### AIM OF THE EXERCISE
Starting at the line that contains "list 20 of the" and stopping after the line that contains "x-tick-label: 1.00 — [1192, 653, 1234, 680]", render those lines as a Markdown table with the columns Row and Entry. Number each row in Row, and leave out any blank lines.

-- RECORDS SUPPLIED start --

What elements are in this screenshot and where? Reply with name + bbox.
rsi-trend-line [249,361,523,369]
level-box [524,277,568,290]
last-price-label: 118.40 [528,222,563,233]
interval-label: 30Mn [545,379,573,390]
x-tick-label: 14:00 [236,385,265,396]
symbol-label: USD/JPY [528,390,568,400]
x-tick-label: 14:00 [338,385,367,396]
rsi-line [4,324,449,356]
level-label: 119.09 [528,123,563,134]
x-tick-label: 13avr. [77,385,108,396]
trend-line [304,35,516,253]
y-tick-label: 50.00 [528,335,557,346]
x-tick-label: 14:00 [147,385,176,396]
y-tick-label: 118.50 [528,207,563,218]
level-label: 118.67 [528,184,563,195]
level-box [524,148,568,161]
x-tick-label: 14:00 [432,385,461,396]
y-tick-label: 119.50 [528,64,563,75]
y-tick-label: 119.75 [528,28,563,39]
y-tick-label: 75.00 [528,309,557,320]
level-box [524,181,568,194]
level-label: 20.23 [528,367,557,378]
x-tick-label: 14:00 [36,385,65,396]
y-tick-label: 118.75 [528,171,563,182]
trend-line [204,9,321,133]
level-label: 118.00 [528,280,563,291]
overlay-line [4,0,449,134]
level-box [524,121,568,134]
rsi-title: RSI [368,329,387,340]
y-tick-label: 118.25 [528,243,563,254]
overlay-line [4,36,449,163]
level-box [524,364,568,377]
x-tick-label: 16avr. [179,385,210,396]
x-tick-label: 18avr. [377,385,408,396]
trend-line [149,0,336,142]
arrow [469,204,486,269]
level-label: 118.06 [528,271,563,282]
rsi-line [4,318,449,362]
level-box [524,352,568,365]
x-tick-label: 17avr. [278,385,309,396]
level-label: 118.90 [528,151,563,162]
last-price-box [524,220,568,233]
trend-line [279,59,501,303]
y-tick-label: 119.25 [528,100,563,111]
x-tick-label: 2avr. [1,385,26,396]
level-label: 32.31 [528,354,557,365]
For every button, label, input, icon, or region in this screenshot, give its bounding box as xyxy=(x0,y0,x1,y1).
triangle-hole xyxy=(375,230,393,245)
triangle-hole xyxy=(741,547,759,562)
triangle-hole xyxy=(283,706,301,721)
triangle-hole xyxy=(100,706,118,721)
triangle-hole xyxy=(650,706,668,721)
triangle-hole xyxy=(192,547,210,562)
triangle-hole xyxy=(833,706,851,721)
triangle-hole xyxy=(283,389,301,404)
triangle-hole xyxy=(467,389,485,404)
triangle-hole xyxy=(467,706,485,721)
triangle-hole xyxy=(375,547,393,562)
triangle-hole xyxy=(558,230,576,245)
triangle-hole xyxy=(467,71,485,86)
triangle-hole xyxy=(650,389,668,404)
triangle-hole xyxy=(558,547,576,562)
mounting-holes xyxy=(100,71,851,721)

-- RECORDS SUPPLIED end --
-- RECORDS SUPPLIED start --

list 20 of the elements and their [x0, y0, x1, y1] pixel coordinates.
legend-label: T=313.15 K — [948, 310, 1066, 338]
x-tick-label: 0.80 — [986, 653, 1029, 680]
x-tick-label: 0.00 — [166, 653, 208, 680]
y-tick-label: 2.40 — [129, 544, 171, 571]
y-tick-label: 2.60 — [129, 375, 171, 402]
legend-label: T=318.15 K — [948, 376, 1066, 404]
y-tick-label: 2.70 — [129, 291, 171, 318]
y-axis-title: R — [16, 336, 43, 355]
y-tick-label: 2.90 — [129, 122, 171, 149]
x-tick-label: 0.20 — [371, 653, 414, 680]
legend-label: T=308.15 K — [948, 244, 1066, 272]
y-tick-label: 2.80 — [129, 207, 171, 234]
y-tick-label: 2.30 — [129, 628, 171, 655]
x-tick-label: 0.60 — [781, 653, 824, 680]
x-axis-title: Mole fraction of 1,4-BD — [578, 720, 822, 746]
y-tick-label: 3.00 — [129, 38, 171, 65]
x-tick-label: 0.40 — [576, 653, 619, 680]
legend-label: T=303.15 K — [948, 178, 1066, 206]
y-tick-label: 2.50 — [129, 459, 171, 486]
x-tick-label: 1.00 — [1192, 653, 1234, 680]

-- RECORDS SUPPLIED end --

### ANSWER IN FULL
| Row | Entry |
|---|---|
| 1 | list 20 of the elements and their [x0, y0, x1, y1] pixel coordinates. |
| 2 | legend-label: T=313.15 K — [948, 310, 1066, 338] |
| 3 | x-tick-label: 0.80 — [986, 653, 1029, 680] |
| 4 | x-tick-label: 0.00 — [166, 653, 208, 680] |
| 5 | y-tick-label: 2.40 — [129, 544, 171, 571] |
| 6 | y-tick-label: 2.60 — [129, 375, 171, 402] |
| 7 | legend-label: T=318.15 K — [948, 376, 1066, 404] |
| 8 | y-tick-label: 2.70 — [129, 291, 171, 318] |
| 9 | y-axis-title: R — [16, 336, 43, 355] |
| 10 | y-tick-label: 2.90 — [129, 122, 171, 149] |
| 11 | x-tick-label: 0.20 — [371, 653, 414, 680] |
| 12 | legend-label: T=308.15 K — [948, 244, 1066, 272] |
| 13 | y-tick-label: 2.80 — [129, 207, 171, 234] |
| 14 | y-tick-label: 2.30 — [129, 628, 171, 655] |
| 15 | x-tick-label: 0.60 — [781, 653, 824, 680] |
| 16 | x-axis-title: Mole fraction of 1,4-BD — [578, 720, 822, 746] |
| 17 | y-tick-label: 3.00 — [129, 38, 171, 65] |
| 18 | x-tick-label: 0.40 — [576, 653, 619, 680] |
| 19 | legend-label: T=303.15 K — [948, 178, 1066, 206] |
| 20 | y-tick-label: 2.50 — [129, 459, 171, 486] |
| 21 | x-tick-label: 1.00 — [1192, 653, 1234, 680] |